[Stored data entries]
----

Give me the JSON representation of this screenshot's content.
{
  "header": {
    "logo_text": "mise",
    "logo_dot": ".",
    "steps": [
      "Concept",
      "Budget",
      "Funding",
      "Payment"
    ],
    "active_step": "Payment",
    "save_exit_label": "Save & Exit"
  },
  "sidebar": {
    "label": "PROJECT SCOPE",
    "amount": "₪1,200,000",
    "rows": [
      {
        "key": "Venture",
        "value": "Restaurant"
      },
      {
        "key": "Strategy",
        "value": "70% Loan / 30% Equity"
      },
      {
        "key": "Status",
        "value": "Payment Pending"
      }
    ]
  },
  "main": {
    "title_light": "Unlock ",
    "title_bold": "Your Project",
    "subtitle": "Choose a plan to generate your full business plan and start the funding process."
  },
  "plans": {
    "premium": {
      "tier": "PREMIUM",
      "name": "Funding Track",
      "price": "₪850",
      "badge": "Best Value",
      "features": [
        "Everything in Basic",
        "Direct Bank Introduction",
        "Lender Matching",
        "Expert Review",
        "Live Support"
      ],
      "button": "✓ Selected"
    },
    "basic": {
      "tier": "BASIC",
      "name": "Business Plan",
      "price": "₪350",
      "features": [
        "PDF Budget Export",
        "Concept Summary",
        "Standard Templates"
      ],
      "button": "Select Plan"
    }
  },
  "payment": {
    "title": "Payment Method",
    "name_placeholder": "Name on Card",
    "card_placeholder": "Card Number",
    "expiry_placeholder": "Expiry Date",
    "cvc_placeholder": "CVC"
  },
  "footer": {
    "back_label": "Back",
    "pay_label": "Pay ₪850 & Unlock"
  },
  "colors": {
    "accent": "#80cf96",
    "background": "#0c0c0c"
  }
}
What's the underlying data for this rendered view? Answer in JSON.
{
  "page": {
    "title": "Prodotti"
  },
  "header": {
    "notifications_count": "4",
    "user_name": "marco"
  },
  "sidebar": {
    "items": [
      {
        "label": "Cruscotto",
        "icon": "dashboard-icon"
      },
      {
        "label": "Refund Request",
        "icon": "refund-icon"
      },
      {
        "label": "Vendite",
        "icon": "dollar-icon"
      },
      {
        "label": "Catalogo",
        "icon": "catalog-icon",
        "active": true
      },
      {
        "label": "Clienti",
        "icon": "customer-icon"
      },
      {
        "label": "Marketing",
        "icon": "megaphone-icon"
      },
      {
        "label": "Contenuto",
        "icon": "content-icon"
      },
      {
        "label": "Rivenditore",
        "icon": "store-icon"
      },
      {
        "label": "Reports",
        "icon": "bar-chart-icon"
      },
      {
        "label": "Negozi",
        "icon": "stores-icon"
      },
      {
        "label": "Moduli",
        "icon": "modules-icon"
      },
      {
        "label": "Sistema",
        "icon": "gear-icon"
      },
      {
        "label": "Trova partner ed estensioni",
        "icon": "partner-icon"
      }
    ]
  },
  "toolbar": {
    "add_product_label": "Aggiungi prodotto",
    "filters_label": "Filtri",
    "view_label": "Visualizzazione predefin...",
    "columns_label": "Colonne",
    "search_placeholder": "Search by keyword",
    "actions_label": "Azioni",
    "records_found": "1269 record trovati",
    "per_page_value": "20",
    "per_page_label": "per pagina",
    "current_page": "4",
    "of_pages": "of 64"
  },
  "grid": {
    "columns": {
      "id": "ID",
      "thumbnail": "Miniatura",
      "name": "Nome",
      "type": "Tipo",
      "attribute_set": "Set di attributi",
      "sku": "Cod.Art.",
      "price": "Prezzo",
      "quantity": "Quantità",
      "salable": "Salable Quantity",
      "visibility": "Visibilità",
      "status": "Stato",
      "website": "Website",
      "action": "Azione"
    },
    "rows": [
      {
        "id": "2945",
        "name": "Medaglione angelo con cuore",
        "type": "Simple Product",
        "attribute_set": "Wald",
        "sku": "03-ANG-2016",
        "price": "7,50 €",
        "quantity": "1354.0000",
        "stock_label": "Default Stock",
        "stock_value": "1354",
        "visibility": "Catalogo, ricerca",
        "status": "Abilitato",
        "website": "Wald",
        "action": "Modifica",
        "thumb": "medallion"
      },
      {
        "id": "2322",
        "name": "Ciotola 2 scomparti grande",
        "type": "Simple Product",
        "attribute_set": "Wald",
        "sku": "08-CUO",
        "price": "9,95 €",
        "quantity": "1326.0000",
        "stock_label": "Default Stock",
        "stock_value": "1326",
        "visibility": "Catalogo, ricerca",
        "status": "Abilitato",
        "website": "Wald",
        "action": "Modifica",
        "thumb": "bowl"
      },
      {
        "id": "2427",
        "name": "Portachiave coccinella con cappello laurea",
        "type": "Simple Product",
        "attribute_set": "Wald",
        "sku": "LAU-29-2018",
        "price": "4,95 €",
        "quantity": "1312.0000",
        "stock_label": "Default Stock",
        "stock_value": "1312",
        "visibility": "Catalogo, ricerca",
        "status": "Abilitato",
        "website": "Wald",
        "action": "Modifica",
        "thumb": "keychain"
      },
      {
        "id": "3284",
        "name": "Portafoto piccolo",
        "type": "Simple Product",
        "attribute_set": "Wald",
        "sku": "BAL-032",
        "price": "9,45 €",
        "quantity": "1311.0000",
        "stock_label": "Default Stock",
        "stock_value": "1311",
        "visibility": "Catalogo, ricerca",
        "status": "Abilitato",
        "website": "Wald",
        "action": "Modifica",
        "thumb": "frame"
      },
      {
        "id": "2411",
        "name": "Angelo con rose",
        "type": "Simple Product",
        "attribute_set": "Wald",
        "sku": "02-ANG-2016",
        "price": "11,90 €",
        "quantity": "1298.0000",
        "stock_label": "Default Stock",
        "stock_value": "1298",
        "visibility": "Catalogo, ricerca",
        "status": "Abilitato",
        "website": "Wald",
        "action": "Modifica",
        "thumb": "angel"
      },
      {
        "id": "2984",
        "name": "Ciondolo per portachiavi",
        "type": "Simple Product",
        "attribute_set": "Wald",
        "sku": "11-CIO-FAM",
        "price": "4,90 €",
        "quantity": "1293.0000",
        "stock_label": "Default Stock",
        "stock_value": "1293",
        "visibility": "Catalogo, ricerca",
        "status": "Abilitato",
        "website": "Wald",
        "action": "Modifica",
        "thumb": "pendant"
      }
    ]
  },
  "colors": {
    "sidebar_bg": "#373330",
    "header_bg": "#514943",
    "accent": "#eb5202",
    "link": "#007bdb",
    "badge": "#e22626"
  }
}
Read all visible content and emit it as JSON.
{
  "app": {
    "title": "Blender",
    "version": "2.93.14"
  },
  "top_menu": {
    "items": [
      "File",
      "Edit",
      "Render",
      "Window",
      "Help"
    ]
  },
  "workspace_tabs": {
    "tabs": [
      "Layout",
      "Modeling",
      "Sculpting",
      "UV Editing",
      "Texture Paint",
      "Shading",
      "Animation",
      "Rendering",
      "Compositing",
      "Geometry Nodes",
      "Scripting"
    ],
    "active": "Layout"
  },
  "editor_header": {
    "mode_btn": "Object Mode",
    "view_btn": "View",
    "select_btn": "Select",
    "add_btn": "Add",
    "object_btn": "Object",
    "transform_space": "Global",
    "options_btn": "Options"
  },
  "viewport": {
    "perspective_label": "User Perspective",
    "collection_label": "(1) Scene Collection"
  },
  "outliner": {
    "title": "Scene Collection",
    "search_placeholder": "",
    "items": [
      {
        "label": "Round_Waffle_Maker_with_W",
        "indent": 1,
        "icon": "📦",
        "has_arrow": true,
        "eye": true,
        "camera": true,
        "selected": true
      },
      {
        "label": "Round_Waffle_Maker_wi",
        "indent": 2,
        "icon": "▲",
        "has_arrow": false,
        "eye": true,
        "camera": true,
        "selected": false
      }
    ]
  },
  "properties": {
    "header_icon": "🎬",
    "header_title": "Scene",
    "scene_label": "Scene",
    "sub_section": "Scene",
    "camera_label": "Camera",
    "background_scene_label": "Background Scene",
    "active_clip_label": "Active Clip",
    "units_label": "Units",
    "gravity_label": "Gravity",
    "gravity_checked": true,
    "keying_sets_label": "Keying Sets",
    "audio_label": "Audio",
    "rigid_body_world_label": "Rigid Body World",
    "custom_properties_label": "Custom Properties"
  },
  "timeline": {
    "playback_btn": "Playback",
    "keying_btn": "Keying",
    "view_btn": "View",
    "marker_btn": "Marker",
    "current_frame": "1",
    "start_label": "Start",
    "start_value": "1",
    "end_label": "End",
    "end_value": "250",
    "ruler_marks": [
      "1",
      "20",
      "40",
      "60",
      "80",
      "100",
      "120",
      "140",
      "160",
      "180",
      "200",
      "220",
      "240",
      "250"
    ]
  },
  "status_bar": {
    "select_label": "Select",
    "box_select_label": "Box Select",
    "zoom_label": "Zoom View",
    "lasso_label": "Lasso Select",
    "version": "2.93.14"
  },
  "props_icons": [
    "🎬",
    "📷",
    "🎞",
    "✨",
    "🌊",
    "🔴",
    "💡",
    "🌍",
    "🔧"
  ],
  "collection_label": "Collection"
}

----

-- Instructions for the task --
Find each line holding "content". Copy it out.

-- Task output --
Give me the JSON representation of this screenshot's content.
        "icon": "content-icon"
Read all visible content and emit it as JSON.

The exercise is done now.